_Work instructions_: Count every line where "území" shows up, and give that number only.

-------- Records --------

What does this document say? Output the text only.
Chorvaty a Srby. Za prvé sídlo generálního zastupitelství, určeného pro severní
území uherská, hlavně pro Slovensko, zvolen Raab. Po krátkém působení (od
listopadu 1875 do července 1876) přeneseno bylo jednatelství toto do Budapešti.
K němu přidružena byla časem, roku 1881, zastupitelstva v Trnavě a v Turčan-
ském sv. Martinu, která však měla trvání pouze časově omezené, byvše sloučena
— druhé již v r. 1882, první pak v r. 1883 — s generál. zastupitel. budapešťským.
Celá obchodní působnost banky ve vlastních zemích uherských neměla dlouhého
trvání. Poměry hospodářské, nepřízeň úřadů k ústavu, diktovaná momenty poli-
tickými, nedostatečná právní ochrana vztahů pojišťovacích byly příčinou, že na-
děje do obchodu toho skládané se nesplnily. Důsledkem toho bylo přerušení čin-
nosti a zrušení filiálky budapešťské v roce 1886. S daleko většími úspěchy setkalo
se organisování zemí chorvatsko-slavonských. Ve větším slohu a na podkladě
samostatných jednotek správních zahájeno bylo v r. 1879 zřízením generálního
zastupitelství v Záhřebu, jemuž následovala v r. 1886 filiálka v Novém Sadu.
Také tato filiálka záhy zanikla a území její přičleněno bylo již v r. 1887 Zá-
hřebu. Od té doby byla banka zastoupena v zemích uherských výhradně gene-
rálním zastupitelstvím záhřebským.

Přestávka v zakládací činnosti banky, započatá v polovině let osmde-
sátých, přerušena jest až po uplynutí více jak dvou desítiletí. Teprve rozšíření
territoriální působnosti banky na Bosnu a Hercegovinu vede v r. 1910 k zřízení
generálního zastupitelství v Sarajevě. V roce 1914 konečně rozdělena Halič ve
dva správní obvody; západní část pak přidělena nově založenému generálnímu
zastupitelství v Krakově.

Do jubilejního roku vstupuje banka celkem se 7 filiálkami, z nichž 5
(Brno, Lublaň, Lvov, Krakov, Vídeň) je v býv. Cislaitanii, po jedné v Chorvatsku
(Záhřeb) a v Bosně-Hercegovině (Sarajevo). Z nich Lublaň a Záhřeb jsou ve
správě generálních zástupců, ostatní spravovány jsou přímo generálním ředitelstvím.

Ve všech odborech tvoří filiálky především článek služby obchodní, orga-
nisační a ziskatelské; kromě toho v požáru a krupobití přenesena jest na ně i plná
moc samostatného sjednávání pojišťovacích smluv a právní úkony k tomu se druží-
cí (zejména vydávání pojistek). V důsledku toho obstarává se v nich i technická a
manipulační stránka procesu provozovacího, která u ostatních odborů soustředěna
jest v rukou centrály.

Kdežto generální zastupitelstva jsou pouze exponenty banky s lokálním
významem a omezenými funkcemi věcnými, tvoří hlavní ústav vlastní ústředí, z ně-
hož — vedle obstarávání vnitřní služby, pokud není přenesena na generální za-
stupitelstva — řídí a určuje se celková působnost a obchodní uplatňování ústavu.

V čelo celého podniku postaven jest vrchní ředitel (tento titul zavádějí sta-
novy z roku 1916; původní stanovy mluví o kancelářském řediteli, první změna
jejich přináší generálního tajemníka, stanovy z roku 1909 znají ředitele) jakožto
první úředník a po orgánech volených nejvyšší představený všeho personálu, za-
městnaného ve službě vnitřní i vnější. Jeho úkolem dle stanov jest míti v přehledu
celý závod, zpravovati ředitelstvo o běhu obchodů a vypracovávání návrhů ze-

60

--------

_Worked answer_: 2